STORED RECORDS
..............................

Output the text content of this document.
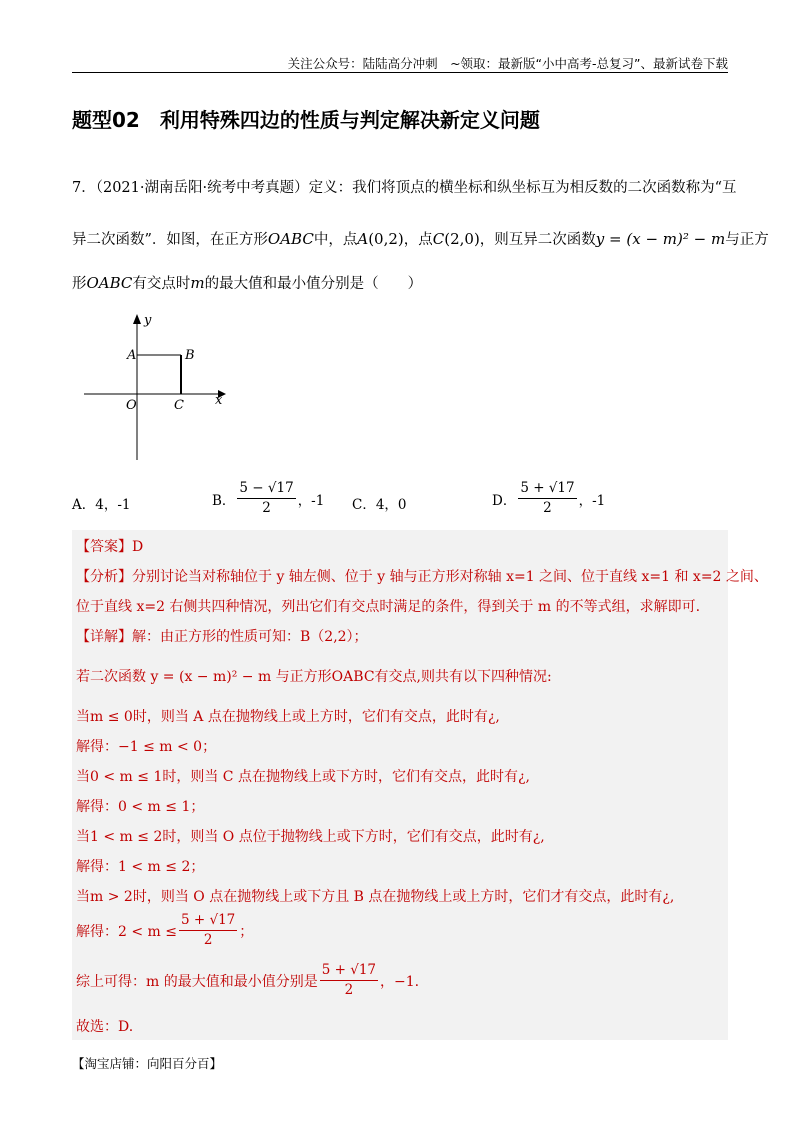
关注公众号：陆陆高分冲刺　~领取：最新版“小中高考-总复习”、最新试卷下载
题型02　利用特殊四边的性质与判定解决新定义问题
7．（2021·湖南岳阳·统考中考真题）定义：我们将顶点的横坐标和纵坐标互为相反数的二次函数称为“互
异二次函数”．如图，在正方形OABC中，点A(0,2)，点C(2,0)，则互异二次函数y = (x − m)² − m与正方
形OABC有交点时m的最大值和最小值分别是（　　）
y
x
A	B
O	C
A．4，-1	B． $\frac{5 - √17}{2}$ ，-1 C．4，0	D． $\frac{5 + √17}{2}$ ，-1
【答案】D
【分析】分别讨论当对称轴位于 y 轴左侧、位于 y 轴与正方形对称轴 x=1 之间、位于直线 x=1 和 x=2 之间、
位于直线 x=2 右侧共四种情况，列出它们有交点时满足的条件，得到关于 m 的不等式组，求解即可.
【详解】解：由正方形的性质可知：B（2,2）；
若二次函数 y = (x − m)² − m 与正方形OABC有交点,则共有以下四种情况:
当m ≤ 0时，则当 A 点在抛物线上或上方时，它们有交点，此时有¿,
解得：−1 ≤ m < 0；
当0 < m ≤ 1时，则当 C 点在抛物线上或下方时，它们有交点，此时有¿,
解得：0 < m ≤ 1；
当1 < m ≤ 2时，则当 O 点位于抛物线上或下方时，它们有交点，此时有¿,
解得：1 < m ≤ 2；
当m > 2时，则当 O 点在抛物线上或下方且 B 点在抛物线上或上方时，它们才有交点，此时有¿,
解得：$2 < m \le \frac{5 + √17}{2}$ ；
综上可得：m 的最大值和最小值分别是 $\frac{5 + √17}{2}$ ，−1.
故选：D.
【淘宝店铺：向阳百分百】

..............................

EXERCISE OBJECTIVE
Transcribe all of the records above character for character. Exclude the pictures.

RESPONSE TO THIS TASK
Output the text content of this document.
关注公众号：陆陆高分冲刺　~领取：最新版“小中高考-总复习”、最新试卷下载
题型02　利用特殊四边的性质与判定解决新定义问题
7．（2021·湖南岳阳·统考中考真题）定义：我们将顶点的横坐标和纵坐标互为相反数的二次函数称为“互
异二次函数”．如图，在正方形OABC中，点A(0,2)，点C(2,0)，则互异二次函数y = (x − m)² − m与正方
形OABC有交点时m的最大值和最小值分别是（　　）
y
x
A	B
O	C
A．4，-1	B． $\frac{5 - √17}{2}$ ，-1 C．4，0	D． $\frac{5 + √17}{2}$ ，-1
【答案】D
【分析】分别讨论当对称轴位于 y 轴左侧、位于 y 轴与正方形对称轴 x=1 之间、位于直线 x=1 和 x=2 之间、
位于直线 x=2 右侧共四种情况，列出它们有交点时满足的条件，得到关于 m 的不等式组，求解即可.
【详解】解：由正方形的性质可知：B（2,2）；
若二次函数 y = (x − m)² − m 与正方形OABC有交点,则共有以下四种情况:
当m ≤ 0时，则当 A 点在抛物线上或上方时，它们有交点，此时有¿,
解得：−1 ≤ m < 0；
当0 < m ≤ 1时，则当 C 点在抛物线上或下方时，它们有交点，此时有¿,
解得：0 < m ≤ 1；
当1 < m ≤ 2时，则当 O 点位于抛物线上或下方时，它们有交点，此时有¿,
解得：1 < m ≤ 2；
当m > 2时，则当 O 点在抛物线上或下方且 B 点在抛物线上或上方时，它们才有交点，此时有¿,
解得：$2 < m \le \frac{5 + √17}{2}$ ；
综上可得：m 的最大值和最小值分别是 $\frac{5 + √17}{2}$ ，−1.
故选：D.
【淘宝店铺：向阳百分百】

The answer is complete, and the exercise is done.